[Data listing start]

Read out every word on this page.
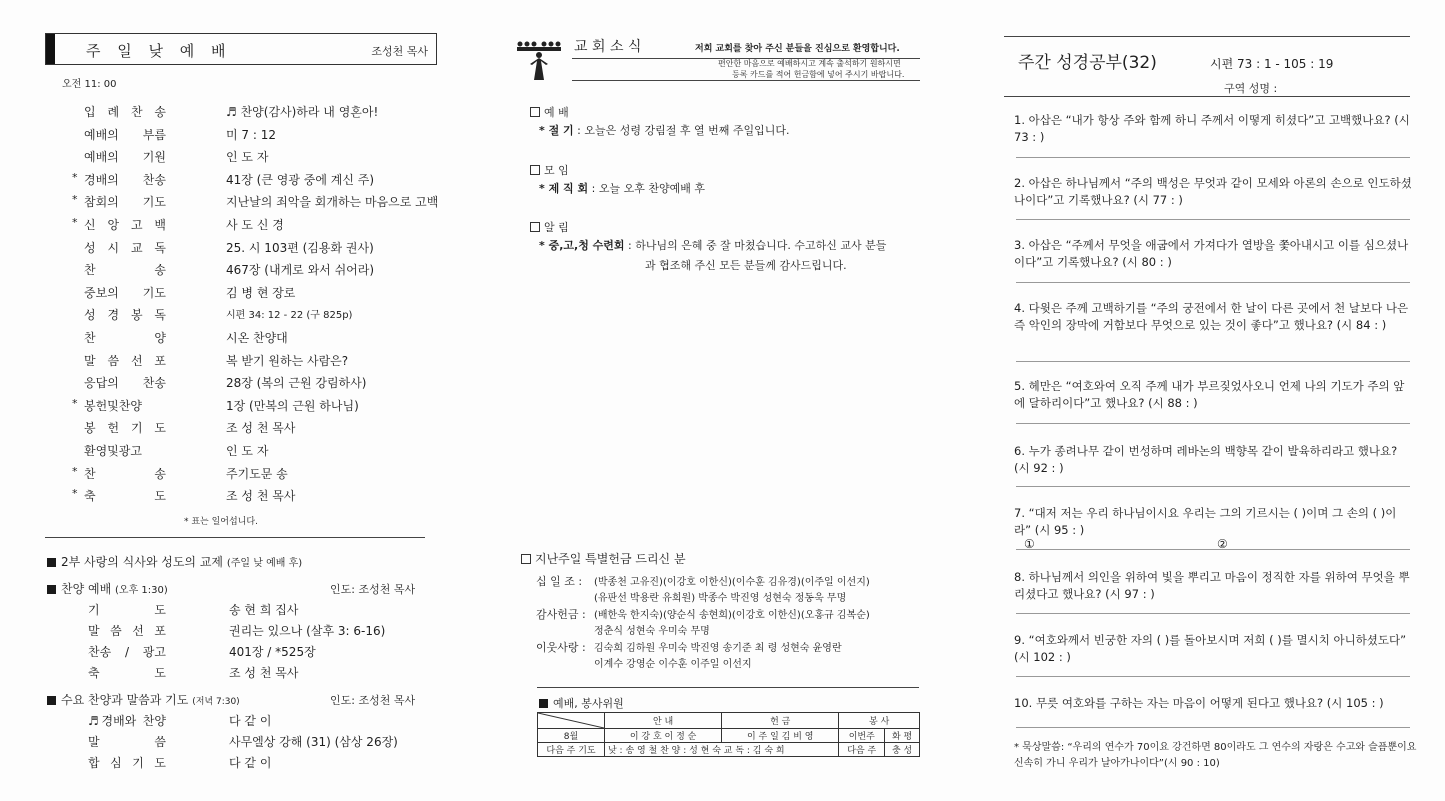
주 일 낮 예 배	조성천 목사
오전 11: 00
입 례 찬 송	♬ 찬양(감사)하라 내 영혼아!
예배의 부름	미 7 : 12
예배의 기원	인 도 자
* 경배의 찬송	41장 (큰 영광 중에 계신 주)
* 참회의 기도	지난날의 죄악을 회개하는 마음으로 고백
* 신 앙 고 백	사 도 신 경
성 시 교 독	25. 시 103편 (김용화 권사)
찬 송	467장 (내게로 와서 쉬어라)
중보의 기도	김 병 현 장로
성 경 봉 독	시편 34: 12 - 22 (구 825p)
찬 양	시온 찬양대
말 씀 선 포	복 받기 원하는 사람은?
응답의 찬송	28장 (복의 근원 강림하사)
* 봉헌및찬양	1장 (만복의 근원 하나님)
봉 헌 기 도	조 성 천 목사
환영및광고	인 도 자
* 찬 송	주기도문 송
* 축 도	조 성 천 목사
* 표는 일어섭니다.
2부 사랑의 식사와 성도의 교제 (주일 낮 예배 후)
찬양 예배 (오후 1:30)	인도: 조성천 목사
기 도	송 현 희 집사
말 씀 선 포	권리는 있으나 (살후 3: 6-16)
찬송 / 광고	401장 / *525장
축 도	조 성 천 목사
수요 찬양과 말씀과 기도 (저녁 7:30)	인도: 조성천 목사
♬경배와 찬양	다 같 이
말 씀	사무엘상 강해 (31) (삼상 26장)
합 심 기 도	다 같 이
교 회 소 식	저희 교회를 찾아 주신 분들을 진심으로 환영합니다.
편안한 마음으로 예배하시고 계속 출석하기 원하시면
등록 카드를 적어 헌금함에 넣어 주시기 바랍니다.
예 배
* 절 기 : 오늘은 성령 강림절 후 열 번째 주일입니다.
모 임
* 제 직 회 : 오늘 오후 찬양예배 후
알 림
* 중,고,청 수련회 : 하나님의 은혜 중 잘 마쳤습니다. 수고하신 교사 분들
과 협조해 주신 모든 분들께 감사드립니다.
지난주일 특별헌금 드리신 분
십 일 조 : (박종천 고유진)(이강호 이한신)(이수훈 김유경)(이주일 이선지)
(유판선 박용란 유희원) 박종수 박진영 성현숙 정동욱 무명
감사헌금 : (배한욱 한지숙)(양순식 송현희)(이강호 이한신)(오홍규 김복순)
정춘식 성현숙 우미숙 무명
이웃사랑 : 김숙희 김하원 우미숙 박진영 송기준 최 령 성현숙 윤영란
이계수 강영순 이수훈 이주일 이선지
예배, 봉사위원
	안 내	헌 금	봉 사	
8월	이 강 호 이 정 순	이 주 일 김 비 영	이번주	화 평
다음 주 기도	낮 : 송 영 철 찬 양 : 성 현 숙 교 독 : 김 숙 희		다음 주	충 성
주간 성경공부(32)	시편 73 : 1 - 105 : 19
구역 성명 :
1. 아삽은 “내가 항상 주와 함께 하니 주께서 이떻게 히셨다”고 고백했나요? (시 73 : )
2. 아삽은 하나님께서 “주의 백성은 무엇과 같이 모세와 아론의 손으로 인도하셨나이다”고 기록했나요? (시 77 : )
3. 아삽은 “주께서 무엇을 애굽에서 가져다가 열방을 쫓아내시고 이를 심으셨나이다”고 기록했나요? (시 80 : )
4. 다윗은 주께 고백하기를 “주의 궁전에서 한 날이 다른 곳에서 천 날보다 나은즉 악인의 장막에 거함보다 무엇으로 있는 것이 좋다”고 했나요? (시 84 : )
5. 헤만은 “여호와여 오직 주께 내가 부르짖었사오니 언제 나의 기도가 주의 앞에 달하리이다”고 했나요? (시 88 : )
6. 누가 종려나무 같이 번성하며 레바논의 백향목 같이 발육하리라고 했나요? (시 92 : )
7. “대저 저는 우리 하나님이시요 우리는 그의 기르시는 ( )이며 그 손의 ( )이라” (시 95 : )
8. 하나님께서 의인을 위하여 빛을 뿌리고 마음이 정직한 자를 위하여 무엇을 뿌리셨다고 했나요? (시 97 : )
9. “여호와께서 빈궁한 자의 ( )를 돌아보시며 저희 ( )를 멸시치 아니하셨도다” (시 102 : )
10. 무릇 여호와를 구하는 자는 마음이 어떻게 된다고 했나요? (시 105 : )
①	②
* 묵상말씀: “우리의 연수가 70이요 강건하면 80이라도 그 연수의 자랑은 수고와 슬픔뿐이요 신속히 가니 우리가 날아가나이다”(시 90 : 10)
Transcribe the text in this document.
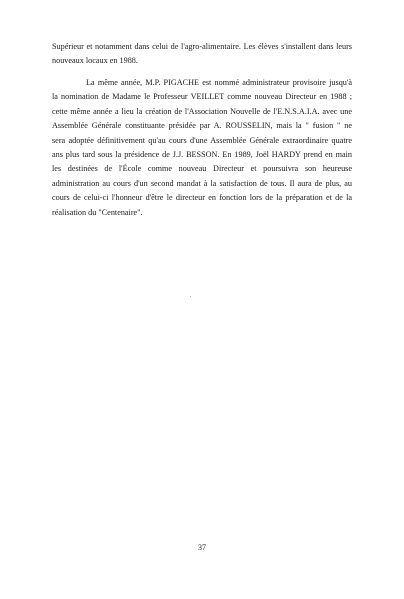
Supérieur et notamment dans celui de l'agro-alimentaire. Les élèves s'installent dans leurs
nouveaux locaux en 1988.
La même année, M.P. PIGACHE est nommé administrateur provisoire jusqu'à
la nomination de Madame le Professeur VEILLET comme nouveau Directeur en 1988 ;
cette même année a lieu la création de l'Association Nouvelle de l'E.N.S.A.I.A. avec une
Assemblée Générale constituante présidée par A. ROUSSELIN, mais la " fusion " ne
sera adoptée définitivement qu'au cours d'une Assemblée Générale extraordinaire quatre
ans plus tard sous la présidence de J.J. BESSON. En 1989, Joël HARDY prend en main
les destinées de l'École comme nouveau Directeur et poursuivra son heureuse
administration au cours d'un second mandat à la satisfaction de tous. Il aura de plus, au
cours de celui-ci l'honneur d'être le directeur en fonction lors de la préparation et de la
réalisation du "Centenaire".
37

[Data listing end]
[Data listing start]

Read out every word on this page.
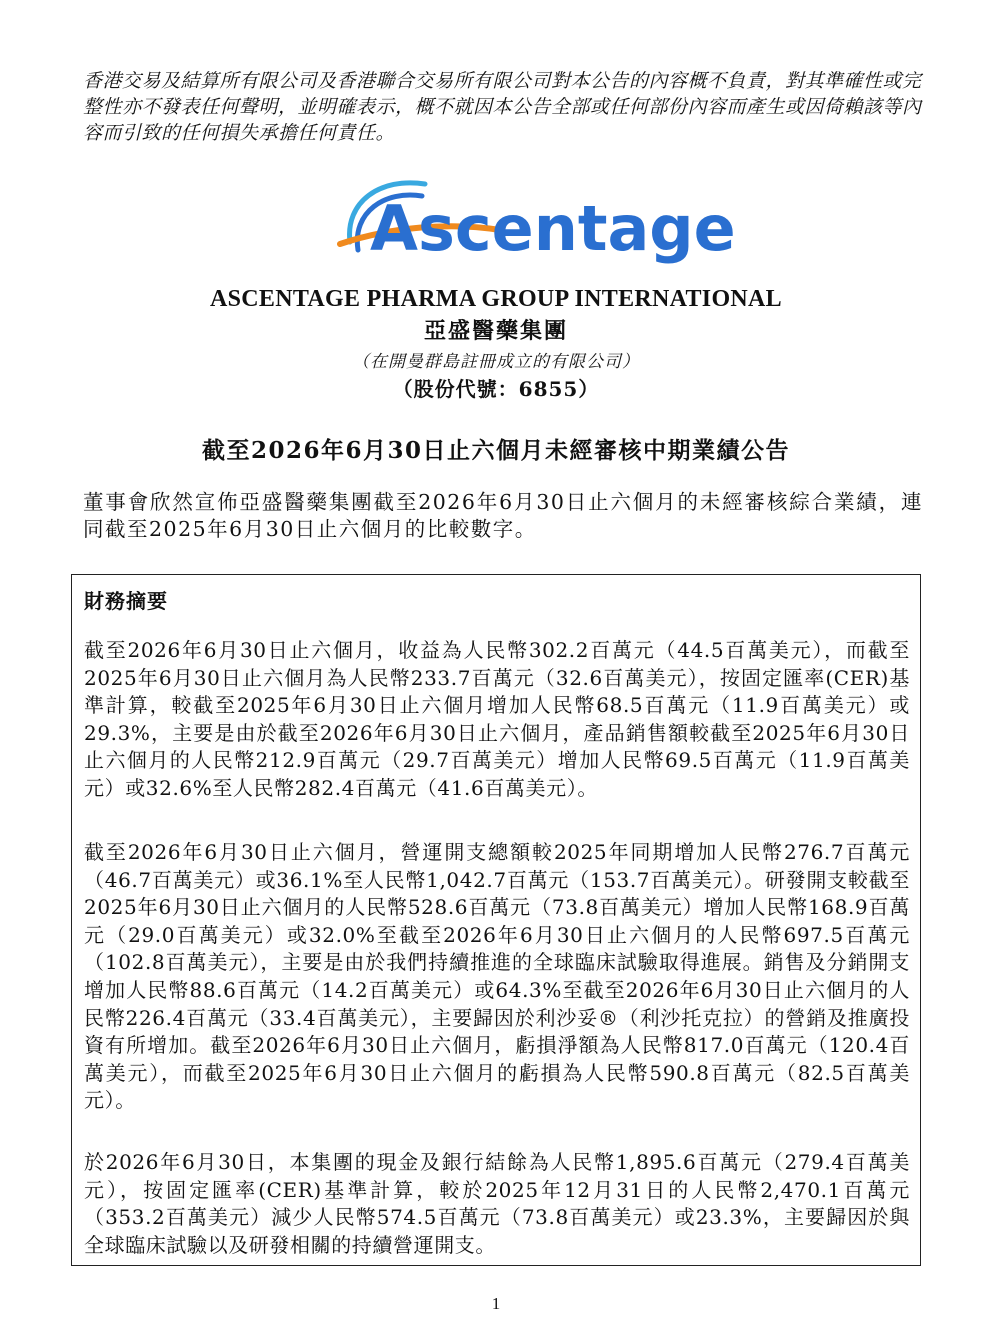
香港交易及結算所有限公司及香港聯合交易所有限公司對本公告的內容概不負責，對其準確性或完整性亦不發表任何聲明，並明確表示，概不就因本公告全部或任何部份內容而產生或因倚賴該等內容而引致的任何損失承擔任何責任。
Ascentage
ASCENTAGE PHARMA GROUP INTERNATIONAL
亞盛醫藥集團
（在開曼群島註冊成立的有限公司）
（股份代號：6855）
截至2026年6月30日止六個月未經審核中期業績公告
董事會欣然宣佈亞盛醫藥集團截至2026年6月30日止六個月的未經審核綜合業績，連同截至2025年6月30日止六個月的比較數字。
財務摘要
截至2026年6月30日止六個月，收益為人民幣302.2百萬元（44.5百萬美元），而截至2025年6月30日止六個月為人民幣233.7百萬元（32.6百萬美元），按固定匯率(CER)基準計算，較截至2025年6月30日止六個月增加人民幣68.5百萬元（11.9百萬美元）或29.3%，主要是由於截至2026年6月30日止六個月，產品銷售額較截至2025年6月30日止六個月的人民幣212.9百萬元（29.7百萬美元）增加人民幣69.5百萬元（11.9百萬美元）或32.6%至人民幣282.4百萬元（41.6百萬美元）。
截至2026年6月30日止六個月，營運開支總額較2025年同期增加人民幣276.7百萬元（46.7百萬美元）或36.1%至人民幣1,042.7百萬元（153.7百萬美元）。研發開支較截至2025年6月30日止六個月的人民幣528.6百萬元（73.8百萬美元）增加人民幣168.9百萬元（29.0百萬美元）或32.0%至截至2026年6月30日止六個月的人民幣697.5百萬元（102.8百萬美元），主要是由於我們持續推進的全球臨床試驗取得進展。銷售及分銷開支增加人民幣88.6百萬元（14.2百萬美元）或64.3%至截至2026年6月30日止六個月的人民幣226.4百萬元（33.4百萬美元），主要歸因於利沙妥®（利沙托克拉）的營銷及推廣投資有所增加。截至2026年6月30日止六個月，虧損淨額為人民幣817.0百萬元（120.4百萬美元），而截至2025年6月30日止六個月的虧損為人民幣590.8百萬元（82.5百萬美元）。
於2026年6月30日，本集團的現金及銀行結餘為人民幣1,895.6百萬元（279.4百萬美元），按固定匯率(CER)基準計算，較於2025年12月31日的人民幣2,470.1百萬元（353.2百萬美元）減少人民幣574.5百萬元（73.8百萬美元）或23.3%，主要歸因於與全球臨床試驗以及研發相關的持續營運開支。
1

[Data listing end]
[Data listing start]

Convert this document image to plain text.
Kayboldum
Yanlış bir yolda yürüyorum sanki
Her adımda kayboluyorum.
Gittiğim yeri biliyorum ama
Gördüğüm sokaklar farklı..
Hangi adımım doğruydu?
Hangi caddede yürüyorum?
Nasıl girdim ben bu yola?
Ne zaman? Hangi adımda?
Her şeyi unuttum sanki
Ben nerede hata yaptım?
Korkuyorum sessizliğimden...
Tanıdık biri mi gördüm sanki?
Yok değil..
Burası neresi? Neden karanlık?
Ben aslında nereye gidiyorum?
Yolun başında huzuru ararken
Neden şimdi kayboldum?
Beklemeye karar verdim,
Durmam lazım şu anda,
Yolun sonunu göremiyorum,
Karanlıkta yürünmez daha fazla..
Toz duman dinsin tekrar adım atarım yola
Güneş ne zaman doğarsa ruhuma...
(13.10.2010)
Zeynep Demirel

[Data listing end]

#### Given task:
Within the records, how many lines include "adımda"? The answer is the number and nothing else.

#### Correct result:
2